* TO DO *
Exactly as written, please set down all of the entries again, with no pictures.

* STORED DATA *
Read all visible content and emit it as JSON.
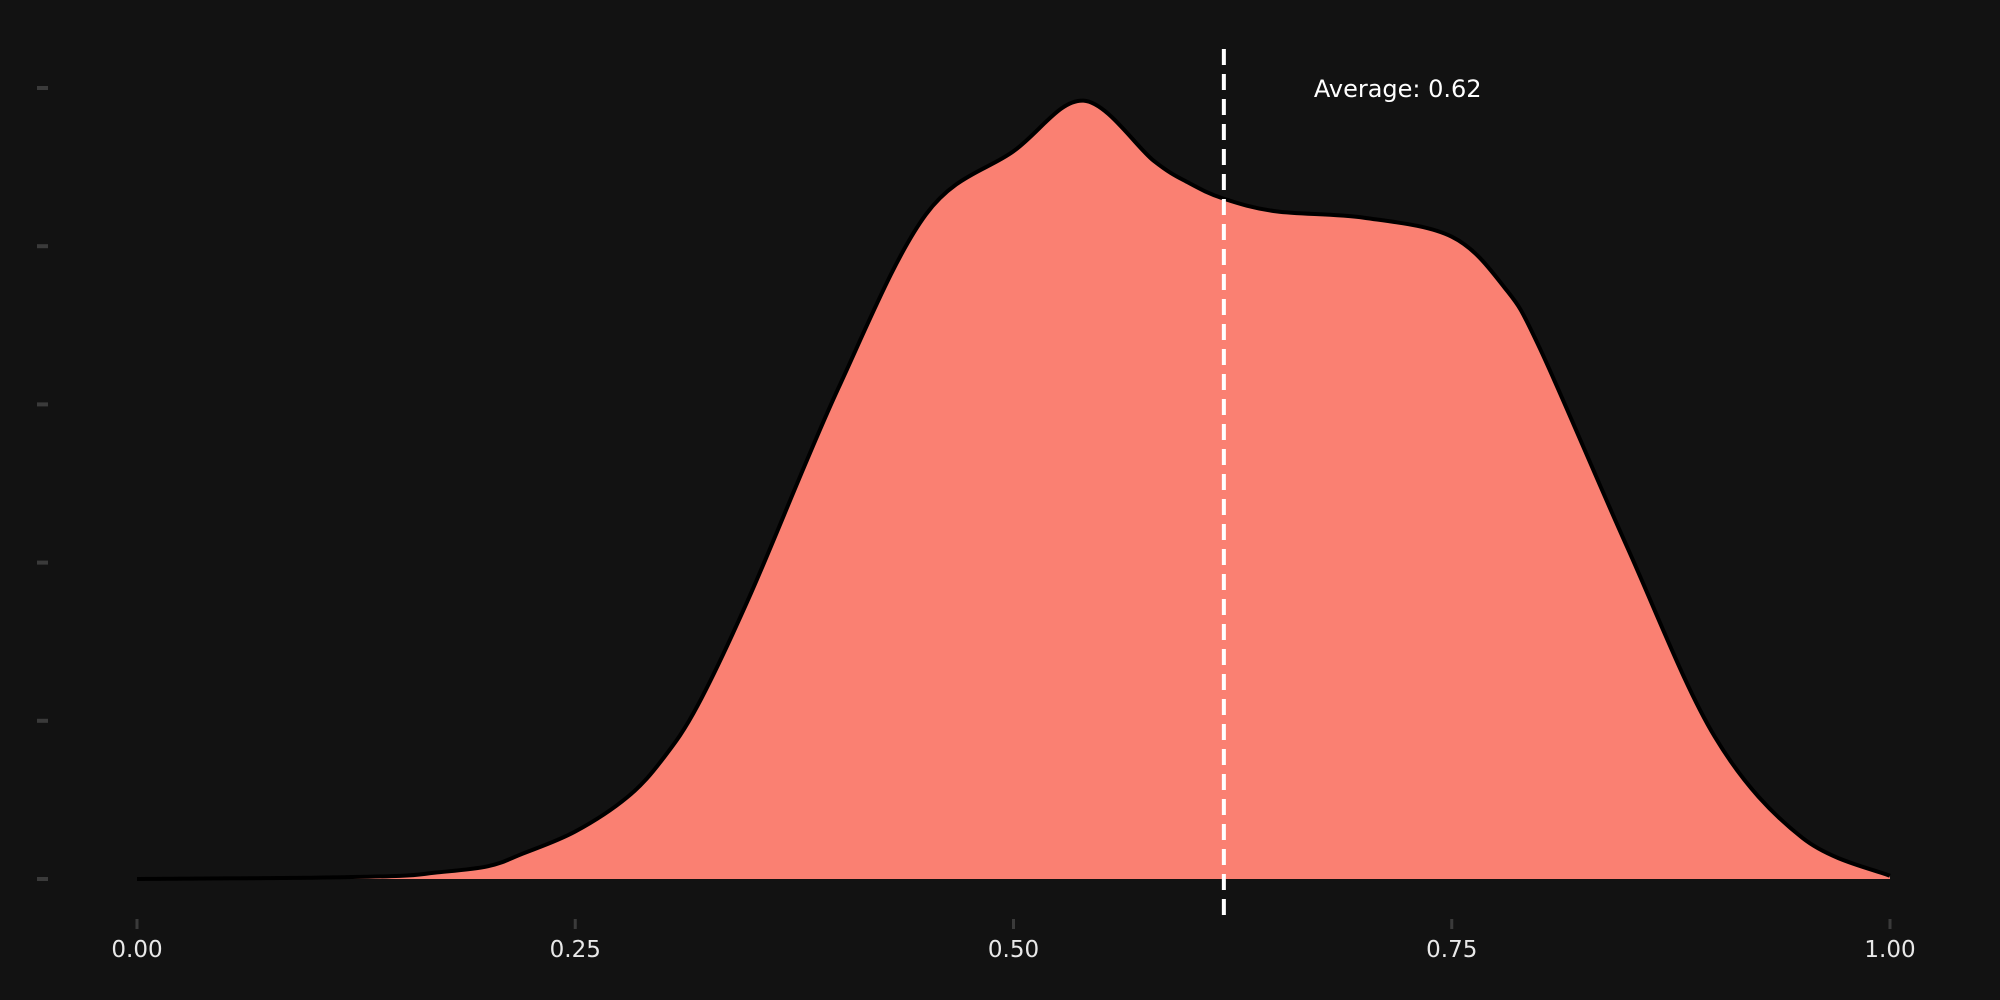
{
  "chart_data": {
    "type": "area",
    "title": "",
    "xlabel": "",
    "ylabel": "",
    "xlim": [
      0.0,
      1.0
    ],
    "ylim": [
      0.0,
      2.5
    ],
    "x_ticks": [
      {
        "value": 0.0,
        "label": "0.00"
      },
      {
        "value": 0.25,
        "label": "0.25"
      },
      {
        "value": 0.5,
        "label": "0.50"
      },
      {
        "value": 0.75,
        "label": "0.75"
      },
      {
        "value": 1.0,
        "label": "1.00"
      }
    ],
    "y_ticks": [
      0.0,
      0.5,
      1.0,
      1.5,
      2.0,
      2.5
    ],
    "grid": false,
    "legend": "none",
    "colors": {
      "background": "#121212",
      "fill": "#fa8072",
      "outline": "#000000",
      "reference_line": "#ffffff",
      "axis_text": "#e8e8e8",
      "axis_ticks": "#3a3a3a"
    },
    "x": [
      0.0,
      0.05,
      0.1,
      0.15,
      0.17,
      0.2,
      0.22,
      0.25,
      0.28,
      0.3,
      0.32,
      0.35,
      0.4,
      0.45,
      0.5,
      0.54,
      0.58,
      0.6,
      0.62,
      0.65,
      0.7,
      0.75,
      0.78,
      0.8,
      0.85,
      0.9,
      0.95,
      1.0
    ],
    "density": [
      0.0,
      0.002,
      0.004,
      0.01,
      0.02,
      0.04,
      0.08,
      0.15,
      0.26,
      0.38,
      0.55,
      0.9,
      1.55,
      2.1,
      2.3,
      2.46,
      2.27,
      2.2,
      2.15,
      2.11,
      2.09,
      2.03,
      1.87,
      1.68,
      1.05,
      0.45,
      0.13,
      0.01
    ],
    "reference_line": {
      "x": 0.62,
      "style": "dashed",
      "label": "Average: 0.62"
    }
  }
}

* OUTPUT FOR THIS EXERCISE *
Read all visible content and emit it as JSON.
{
  "chart_data": {
    "type": "area",
    "title": "",
    "xlabel": "",
    "ylabel": "",
    "xlim": [
      0.0,
      1.0
    ],
    "ylim": [
      0.0,
      2.5
    ],
    "x_ticks": [
      {
        "value": 0.0,
        "label": "0.00"
      },
      {
        "value": 0.25,
        "label": "0.25"
      },
      {
        "value": 0.5,
        "label": "0.50"
      },
      {
        "value": 0.75,
        "label": "0.75"
      },
      {
        "value": 1.0,
        "label": "1.00"
      }
    ],
    "y_ticks": [
      0.0,
      0.5,
      1.0,
      1.5,
      2.0,
      2.5
    ],
    "grid": false,
    "legend": "none",
    "colors": {
      "background": "#121212",
      "fill": "#fa8072",
      "outline": "#000000",
      "reference_line": "#ffffff",
      "axis_text": "#e8e8e8",
      "axis_ticks": "#3a3a3a"
    },
    "x": [
      0.0,
      0.05,
      0.1,
      0.15,
      0.17,
      0.2,
      0.22,
      0.25,
      0.28,
      0.3,
      0.32,
      0.35,
      0.4,
      0.45,
      0.5,
      0.54,
      0.58,
      0.6,
      0.62,
      0.65,
      0.7,
      0.75,
      0.78,
      0.8,
      0.85,
      0.9,
      0.95,
      1.0
    ],
    "density": [
      0.0,
      0.002,
      0.004,
      0.01,
      0.02,
      0.04,
      0.08,
      0.15,
      0.26,
      0.38,
      0.55,
      0.9,
      1.55,
      2.1,
      2.3,
      2.46,
      2.27,
      2.2,
      2.15,
      2.11,
      2.09,
      2.03,
      1.87,
      1.68,
      1.05,
      0.45,
      0.13,
      0.01
    ],
    "reference_line": {
      "x": 0.62,
      "style": "dashed",
      "label": "Average: 0.62"
    }
  }
}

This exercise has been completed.